[Records of document pages]
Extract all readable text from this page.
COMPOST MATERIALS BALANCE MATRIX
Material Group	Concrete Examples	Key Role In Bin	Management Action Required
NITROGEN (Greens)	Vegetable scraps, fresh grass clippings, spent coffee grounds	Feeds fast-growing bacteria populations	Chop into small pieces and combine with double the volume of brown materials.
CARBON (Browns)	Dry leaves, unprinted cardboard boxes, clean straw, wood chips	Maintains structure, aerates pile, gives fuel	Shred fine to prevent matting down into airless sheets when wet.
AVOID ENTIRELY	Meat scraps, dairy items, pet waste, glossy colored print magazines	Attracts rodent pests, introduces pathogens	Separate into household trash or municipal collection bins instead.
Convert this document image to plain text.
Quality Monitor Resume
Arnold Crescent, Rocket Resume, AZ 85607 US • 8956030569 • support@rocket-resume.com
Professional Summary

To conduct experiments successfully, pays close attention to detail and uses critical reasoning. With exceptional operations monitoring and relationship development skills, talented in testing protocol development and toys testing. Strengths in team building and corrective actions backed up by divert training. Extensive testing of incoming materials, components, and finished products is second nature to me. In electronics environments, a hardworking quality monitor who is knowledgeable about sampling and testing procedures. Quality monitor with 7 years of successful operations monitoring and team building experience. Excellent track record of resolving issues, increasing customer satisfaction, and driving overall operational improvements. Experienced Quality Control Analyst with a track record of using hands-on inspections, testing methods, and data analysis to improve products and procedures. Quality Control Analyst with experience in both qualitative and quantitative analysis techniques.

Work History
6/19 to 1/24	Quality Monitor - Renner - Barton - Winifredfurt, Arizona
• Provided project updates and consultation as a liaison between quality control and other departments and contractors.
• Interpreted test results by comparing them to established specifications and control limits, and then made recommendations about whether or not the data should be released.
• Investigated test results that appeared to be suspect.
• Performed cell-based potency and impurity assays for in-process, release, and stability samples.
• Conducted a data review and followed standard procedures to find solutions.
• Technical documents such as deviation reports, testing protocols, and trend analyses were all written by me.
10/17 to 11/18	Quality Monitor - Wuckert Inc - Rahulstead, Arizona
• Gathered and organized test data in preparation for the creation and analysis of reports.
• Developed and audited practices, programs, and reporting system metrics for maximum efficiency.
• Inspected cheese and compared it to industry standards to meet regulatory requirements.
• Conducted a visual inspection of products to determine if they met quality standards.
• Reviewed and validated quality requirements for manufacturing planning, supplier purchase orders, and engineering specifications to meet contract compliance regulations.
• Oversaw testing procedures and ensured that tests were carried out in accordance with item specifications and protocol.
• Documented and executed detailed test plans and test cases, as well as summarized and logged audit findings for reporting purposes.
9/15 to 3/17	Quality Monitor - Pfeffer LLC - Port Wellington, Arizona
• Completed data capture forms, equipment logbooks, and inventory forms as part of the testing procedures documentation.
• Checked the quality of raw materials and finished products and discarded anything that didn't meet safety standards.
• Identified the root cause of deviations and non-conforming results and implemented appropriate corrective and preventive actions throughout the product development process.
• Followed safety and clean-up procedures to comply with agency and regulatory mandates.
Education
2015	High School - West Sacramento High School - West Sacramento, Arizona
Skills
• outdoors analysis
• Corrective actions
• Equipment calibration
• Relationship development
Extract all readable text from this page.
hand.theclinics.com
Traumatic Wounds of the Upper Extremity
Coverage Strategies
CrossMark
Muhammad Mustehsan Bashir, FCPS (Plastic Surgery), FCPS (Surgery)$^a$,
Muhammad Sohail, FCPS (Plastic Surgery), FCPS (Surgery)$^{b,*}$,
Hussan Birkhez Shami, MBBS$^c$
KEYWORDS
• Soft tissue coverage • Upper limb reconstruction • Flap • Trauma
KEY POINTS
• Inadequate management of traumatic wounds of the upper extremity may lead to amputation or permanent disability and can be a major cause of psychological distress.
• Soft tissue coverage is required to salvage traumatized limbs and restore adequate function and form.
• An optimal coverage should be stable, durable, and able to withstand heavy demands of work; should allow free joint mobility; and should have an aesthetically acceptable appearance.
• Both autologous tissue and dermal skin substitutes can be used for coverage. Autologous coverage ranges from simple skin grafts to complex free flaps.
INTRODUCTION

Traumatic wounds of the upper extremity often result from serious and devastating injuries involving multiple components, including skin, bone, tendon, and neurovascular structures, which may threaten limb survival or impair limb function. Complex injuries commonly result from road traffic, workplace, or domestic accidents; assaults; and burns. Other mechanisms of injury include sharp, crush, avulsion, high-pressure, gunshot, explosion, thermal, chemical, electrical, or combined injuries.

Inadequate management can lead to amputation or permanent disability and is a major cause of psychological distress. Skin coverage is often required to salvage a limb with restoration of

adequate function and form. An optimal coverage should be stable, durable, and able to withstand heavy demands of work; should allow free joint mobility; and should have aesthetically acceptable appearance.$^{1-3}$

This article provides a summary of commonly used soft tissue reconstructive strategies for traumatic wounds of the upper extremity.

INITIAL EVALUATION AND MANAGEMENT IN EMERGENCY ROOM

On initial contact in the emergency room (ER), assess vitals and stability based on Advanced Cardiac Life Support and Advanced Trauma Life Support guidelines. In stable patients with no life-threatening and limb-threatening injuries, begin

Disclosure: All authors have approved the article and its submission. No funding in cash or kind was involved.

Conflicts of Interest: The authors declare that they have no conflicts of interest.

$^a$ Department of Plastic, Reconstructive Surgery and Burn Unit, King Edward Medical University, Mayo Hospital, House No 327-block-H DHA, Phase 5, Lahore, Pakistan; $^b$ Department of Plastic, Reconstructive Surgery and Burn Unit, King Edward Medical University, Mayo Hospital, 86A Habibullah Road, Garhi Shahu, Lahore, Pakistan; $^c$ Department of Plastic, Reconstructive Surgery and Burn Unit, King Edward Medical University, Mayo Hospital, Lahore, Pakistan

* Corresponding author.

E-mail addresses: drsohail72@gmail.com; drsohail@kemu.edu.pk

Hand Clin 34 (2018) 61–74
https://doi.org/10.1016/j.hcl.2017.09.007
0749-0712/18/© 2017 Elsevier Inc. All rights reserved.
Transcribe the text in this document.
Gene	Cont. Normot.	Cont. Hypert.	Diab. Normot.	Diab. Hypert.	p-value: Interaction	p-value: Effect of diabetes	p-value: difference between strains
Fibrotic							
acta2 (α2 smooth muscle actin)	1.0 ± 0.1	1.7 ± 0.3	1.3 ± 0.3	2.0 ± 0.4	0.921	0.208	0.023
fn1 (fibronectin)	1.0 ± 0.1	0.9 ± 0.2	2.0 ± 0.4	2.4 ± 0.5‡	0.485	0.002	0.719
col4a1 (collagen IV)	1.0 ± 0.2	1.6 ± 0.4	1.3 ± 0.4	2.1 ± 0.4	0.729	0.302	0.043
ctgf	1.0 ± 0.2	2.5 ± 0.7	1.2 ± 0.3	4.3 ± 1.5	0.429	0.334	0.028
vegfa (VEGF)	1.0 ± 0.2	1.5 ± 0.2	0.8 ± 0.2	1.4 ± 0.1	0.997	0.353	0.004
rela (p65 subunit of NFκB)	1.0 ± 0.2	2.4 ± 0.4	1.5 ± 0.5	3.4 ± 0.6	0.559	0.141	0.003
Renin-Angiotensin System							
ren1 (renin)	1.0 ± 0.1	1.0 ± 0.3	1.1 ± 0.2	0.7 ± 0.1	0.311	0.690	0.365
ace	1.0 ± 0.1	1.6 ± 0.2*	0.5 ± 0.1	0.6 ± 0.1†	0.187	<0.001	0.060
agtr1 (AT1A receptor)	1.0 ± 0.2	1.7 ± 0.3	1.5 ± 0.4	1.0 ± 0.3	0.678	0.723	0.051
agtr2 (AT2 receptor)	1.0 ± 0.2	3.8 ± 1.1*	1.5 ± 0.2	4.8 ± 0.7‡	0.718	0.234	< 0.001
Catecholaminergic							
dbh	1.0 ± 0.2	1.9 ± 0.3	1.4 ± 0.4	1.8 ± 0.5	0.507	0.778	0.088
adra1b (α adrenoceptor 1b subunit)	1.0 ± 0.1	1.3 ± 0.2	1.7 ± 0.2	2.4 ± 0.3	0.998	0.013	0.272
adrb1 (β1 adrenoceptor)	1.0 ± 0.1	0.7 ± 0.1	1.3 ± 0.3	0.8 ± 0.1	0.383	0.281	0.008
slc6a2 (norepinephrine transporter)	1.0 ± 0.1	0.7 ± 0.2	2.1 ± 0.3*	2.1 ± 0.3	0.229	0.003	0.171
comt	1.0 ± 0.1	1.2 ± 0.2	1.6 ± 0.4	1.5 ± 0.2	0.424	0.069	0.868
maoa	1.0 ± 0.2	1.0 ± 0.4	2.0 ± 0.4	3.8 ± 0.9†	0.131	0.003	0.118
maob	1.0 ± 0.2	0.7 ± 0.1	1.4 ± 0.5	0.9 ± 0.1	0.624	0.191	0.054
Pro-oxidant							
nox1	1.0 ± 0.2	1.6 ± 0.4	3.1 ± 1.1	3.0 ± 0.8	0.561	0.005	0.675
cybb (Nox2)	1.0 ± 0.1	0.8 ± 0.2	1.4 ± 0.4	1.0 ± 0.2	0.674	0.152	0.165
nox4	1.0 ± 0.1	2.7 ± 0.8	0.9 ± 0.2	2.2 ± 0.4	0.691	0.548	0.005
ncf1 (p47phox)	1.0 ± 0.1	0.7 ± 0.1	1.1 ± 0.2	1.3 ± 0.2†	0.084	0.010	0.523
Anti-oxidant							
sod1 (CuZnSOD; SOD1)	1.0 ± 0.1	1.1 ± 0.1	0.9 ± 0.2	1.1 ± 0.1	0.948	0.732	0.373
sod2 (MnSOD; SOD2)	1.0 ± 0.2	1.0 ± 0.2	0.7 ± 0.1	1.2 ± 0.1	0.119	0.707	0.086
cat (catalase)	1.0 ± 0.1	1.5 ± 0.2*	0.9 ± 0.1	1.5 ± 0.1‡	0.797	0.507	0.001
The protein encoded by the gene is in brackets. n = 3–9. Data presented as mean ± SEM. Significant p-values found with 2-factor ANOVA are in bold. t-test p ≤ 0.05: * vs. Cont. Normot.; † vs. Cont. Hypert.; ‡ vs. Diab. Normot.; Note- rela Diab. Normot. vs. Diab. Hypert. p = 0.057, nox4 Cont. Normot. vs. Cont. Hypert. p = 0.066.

What you have to do: Write down how many lines of the data above contain the string "Muhammad", and include nothing besides that number.

Output for this task: 2